◆ EXERCISE DESCRIPTION ◆
Reproduce every record below exactly as it appears.

◆ THE DATA ◆
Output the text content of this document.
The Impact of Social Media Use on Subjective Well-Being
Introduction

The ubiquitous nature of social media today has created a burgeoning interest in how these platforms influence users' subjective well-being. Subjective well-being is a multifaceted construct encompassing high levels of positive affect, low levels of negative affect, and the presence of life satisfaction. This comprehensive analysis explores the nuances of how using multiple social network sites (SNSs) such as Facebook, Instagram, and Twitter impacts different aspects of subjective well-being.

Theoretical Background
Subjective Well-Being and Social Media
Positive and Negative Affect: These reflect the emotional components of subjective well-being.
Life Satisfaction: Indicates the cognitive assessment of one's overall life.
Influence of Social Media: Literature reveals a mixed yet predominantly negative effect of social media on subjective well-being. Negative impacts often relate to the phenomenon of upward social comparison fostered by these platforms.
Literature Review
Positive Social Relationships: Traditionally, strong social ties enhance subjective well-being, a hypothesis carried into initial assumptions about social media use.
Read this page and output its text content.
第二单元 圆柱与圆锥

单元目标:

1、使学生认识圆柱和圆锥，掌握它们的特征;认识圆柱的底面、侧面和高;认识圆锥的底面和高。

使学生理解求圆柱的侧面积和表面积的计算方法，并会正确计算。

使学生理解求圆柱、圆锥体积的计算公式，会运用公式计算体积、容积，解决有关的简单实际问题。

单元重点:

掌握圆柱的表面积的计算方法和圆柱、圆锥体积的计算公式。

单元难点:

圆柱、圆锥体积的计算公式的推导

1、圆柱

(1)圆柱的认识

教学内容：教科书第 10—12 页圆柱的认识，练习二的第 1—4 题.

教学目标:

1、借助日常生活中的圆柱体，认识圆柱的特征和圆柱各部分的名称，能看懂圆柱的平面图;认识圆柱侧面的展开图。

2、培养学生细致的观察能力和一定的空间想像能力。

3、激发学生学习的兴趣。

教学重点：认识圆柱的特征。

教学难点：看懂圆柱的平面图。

◆ RESULT BELOW ◆
Output the text content of this document.
The Impact of Social Media Use on Subjective Well-Being
Introduction

The ubiquitous nature of social media today has created a burgeoning interest in how these platforms influence users' subjective well-being. Subjective well-being is a multifaceted construct encompassing high levels of positive affect, low levels of negative affect, and the presence of life satisfaction. This comprehensive analysis explores the nuances of how using multiple social network sites (SNSs) such as Facebook, Instagram, and Twitter impacts different aspects of subjective well-being.

Theoretical Background
Subjective Well-Being and Social Media
Positive and Negative Affect: These reflect the emotional components of subjective well-being.
Life Satisfaction: Indicates the cognitive assessment of one's overall life.
Influence of Social Media: Literature reveals a mixed yet predominantly negative effect of social media on subjective well-being. Negative impacts often relate to the phenomenon of upward social comparison fostered by these platforms.
Literature Review
Positive Social Relationships: Traditionally, strong social ties enhance subjective well-being, a hypothesis carried into initial assumptions about social media use.
Read this page and output its text content.
第二单元 圆柱与圆锥

单元目标:

1、使学生认识圆柱和圆锥，掌握它们的特征;认识圆柱的底面、侧面和高;认识圆锥的底面和高。

使学生理解求圆柱的侧面积和表面积的计算方法，并会正确计算。

使学生理解求圆柱、圆锥体积的计算公式，会运用公式计算体积、容积，解决有关的简单实际问题。

单元重点:

掌握圆柱的表面积的计算方法和圆柱、圆锥体积的计算公式。

单元难点:

圆柱、圆锥体积的计算公式的推导

1、圆柱

(1)圆柱的认识

教学内容：教科书第 10—12 页圆柱的认识，练习二的第 1—4 题.

教学目标:

1、借助日常生活中的圆柱体，认识圆柱的特征和圆柱各部分的名称，能看懂圆柱的平面图;认识圆柱侧面的展开图。

2、培养学生细致的观察能力和一定的空间想像能力。

3、激发学生学习的兴趣。

教学重点：认识圆柱的特征。

教学难点：看懂圆柱的平面图。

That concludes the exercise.